ЧТО ТРЕБУЕТСЯ:
A: Перепишите без изменений отрывок из текста о Бувади: начните со слов «Вторая версия: когда» и остановитесь после слов «Всем надо мириться.».
B: Продолжите текст о гибели Бувади, начав сразу после его последнего предложения.

**** ИЗВЛЕЧЁННЫЙ ТЕКСТ ****

Потом пришел Кадыров-сын. И как же он Бувади стал ненавидеть! Все пытался пристегнуть к боевикам: «Содействуешь!». Все нынешнее лето смещал Бувади из ОМОНа прочь, гнал из Чечни… Это когда наступила уж совсем гадкая чеченизация и подлость в республике стала почетна, как храбрость, Бувади, этому до мозга костей воину, стали припоминать его брата, а Бувади обвинять, что с боевиками заигрывает, раз курсы спасения шахидок открыл на дому…
       Но Бувади так никогда и не переставал гордиться чистотой своего брата-ваххабита и спасением матерей для их детей. Он никогда не опускался до того, чтобы хотя бы помолчать об этом. В подобном, как Бувади, положении, когда родные братья — по разные стороны, сегодня очень многие в Чечне. Гражданская война так перелопатила семьи, обрушив их нравственность, что принято стало совсем другое: публично отрекаться от братьев, если те не сдаются под известные знамена.
       Есть две версии гибели Бувади. Первая, «черная», что приехал к месту милицейской чечено-ингушской разборки, дал пощечину ингушскому милиционеру и был тут же расстрелян.
       Я не верю в нее: выстрелить мог, по лицу — нет, не его стиль, он слишком хорошо знал, что за чем следует в вайнахской ссоре.
       Вторая версия: когда началась заваруха, Бувади там не было, но он находился где-то поблизости и тут же примчался утихомирить. Вышел из машины, стал уговаривать остановиться-оглянуться — и по нему дали автоматную очередь.
       Думаю, так и было. И рада, что Бувади до последнего был собой: уговаривал не стрелять. Хотя сам по живым мишеням стрелять умел отлично. Но последние часы жизни Бувади провел все-таки на «белой» своей половине.
       — Война надоела всем, — говорил он мне за месяц до гибели. — Всем надо мириться.
       В Чечне официальной сегодня острая нехватка таких людей — не ангелов, но мятущихся и страдающих. В Чечне все больше прямолинейные да одноклеточные. Убить им — как чаю отхлебнуть. Понять человека, того, кто заранее объявлен врагом за то, что живет по-другому, одноклеточным недоступно.

**** СТРОКИ НАБОРА ДАННЫХ ****

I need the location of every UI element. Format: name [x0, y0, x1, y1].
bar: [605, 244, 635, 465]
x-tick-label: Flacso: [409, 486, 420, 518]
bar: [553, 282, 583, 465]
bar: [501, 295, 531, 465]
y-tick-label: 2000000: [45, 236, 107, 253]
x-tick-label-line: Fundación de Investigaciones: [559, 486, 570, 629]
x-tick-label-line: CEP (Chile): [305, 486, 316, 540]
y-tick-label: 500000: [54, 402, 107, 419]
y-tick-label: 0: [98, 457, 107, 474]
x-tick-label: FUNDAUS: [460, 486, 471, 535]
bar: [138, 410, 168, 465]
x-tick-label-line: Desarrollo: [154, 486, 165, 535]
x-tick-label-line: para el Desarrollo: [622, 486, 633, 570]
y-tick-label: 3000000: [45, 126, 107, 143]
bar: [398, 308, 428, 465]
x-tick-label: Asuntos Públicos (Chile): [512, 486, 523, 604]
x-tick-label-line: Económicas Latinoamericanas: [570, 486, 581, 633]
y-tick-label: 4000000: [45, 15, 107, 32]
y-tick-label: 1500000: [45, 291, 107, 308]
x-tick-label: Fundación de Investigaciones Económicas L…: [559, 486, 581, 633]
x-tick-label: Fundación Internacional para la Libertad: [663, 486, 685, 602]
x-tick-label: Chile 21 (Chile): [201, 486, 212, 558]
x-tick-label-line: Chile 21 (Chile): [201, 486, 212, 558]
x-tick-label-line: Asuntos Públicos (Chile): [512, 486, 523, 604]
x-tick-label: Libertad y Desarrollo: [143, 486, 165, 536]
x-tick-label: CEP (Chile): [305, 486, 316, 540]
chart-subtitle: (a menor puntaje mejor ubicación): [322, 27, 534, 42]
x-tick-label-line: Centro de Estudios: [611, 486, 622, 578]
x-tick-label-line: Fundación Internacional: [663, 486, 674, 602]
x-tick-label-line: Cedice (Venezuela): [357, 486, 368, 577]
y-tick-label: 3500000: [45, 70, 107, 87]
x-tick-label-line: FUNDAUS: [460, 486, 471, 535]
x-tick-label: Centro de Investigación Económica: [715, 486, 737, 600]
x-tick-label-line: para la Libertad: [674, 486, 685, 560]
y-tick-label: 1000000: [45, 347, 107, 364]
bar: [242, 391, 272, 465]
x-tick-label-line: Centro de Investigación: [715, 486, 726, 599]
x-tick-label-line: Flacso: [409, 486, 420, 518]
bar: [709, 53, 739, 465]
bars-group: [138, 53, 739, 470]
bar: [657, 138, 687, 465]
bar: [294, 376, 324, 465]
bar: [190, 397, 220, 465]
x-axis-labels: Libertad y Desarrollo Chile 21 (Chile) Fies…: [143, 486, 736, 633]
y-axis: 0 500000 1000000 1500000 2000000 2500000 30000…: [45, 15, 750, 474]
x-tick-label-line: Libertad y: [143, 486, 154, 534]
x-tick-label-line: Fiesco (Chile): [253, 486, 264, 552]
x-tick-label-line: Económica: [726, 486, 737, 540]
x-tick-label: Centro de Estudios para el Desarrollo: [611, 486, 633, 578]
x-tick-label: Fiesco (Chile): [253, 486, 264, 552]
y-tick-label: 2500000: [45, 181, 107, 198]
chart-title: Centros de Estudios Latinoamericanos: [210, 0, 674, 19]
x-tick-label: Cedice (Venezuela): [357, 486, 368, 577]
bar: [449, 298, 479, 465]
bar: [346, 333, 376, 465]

****

ОТВЕТЫ:
A:
Вторая версия: когда началась заваруха, Бувади там не было, но он находился где-то поблизости и тут же примчался утихомирить. Вышел из машины, стал уговаривать остановиться-оглянуться — и по нему дали автоматную очередь.
       Думаю, так и было. И рада, что Бувади до последнего был собой: уговаривал не стрелять. Хотя сам по живым мишеням стрелять умел отлично. Но последние часы жизни Бувади провел все-таки на «белой» своей половине.
       — Война надоела всем, — говорил он мне за месяц до гибели. — Всем надо мириться.

B:
       Что значит «понять» в чеченских условиях? Понять — значит сохранить жизнь. Цена толерантности такова, другой там пока нет. Причем до сих пор многим продолжает казаться, что игры с амнистией — это история про какую-то кадыровскую толерантность, про то, как он «спасает боевиков» и сохраняет нацию.
       Это враки. Повязывают всех еще большей кровью — и чтобы эти наручники держали людей рядом. Бувади же хотел повязать возможностью жить без его участия — это принципиально. Дарил людям вторую попытку, хотя должность обязывала прервать и первую. Дарил просто так — и заменить Бувади на этом поле некем.
       …В последний раз мы почему-то расставались долго.
       — Хотя бы автомат есть в том доме, где ты будешь ночевать? — не успокаивался Бувади.
       — Нет там автомата. Не хочу я автомата, — бурчу. — Надоели автоматы. Семь лет уже автоматы. А тебе не надоели?
       Бувади молчит, но солидарен. Бувади тоже надоели автоматы, вечный страх. Он смертельно устал не расставаться с оружием, спать в камуфляже и жить в доме, похожем на казарму… Говорят, что погибают те, кто устал.
       
       Анна ПОЛИТКОВСКАЯ, обозреватель «Новой»
       
21.09.2006
       

2006 © «НОВАЯ ГАЗЕТА»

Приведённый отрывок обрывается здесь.